Go through the entries below and copy each line containing the word "long".

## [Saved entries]
★ ★ ★
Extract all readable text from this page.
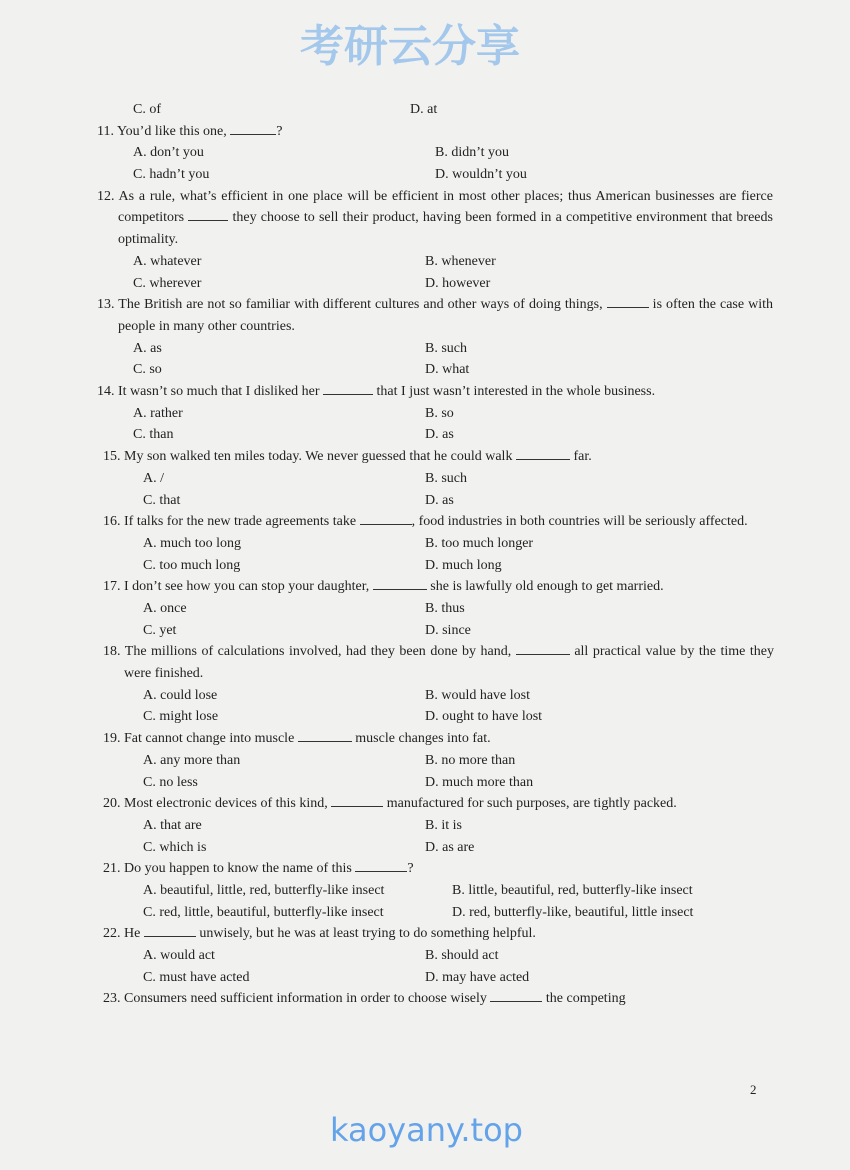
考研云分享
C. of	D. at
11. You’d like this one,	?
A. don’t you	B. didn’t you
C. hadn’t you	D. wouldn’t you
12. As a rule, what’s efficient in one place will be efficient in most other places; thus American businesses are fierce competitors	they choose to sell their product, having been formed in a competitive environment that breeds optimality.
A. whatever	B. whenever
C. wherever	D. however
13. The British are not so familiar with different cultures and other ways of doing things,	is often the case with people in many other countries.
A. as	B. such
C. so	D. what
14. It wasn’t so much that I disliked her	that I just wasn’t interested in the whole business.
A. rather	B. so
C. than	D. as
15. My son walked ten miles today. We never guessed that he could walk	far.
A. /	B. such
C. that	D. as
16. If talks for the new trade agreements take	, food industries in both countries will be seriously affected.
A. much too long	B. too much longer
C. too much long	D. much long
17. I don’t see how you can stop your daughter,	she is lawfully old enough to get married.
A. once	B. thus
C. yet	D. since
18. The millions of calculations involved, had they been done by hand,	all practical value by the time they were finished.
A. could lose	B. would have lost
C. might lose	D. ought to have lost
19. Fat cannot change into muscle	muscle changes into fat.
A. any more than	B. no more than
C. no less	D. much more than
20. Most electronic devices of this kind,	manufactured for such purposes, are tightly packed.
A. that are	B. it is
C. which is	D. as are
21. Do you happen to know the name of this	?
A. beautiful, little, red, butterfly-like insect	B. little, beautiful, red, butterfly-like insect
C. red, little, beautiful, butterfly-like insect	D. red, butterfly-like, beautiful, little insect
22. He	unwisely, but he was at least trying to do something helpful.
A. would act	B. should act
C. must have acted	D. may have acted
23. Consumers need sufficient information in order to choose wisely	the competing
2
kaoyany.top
★ ★ ★
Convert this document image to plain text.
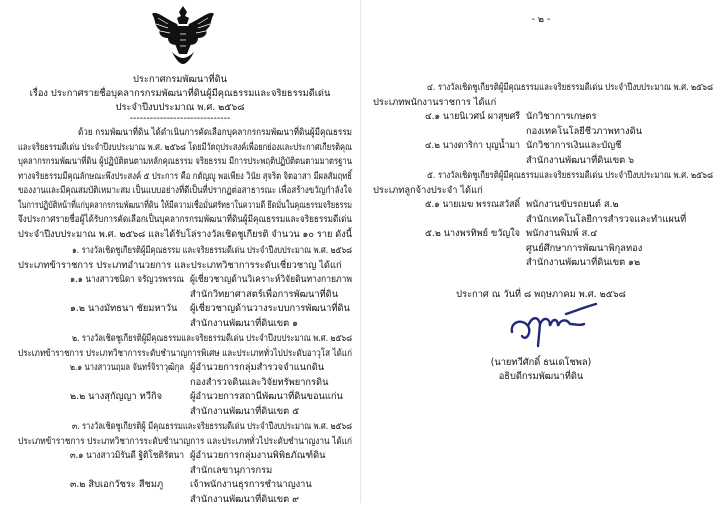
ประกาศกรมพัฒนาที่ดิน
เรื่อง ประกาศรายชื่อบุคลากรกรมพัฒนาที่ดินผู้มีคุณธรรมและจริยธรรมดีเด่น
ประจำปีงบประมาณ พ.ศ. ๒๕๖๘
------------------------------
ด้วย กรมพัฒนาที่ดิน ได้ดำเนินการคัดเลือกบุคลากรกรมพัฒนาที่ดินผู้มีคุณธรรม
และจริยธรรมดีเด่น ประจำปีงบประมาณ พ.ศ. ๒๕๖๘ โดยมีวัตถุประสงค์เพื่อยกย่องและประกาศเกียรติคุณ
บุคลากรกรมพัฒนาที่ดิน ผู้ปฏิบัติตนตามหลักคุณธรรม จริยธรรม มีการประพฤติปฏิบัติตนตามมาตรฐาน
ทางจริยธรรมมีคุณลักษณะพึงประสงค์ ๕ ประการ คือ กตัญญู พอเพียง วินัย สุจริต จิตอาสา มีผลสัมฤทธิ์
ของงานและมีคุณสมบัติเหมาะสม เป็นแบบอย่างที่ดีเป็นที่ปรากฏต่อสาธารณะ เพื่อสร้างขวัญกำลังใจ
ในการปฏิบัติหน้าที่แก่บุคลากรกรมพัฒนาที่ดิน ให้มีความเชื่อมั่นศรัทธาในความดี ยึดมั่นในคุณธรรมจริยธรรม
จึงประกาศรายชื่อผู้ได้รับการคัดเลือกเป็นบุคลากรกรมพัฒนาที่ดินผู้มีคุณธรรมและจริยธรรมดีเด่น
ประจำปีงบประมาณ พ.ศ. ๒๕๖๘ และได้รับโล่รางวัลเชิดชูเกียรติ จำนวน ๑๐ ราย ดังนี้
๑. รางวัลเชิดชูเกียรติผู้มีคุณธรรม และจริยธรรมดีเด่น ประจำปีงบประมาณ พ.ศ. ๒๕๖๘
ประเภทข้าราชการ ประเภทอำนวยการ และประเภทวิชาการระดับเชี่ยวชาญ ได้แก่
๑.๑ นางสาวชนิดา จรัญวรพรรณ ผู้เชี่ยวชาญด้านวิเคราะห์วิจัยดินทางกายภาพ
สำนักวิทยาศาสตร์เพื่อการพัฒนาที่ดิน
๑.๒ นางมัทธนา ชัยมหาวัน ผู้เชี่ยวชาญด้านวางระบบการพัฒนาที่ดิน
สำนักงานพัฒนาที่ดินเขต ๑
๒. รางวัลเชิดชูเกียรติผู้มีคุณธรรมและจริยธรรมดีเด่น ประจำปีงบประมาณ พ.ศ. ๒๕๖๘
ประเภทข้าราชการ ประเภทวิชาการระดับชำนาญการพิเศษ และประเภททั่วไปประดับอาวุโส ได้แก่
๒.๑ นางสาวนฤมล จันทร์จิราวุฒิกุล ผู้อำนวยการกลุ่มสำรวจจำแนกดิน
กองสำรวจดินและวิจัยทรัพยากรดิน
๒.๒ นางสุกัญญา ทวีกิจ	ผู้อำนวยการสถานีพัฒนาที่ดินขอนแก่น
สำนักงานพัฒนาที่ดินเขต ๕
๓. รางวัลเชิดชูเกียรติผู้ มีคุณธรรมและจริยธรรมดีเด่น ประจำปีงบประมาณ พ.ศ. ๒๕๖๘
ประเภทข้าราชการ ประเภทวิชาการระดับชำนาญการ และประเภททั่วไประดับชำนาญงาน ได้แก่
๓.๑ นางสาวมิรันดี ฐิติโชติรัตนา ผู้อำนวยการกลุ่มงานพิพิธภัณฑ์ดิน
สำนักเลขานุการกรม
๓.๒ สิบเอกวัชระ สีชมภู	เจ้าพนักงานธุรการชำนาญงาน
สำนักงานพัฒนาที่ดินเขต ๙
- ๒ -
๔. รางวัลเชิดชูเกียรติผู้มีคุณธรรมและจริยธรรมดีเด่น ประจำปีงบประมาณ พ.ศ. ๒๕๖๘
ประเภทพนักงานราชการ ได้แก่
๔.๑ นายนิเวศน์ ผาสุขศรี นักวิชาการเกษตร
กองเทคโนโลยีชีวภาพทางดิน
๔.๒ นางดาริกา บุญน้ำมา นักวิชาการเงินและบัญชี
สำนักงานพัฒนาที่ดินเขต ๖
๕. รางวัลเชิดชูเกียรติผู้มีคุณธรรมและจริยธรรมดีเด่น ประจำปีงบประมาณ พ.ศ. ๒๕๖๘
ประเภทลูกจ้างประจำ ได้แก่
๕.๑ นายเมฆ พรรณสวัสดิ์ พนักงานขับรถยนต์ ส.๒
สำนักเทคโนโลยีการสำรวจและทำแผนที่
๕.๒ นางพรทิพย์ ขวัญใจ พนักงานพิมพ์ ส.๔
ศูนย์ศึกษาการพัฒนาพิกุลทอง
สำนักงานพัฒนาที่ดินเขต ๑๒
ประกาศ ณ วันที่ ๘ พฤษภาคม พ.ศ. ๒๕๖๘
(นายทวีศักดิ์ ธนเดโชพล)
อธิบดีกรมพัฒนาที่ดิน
★ ★ ★
## [Output]
A. much too long	B. too much longer
C. too much long	D. much long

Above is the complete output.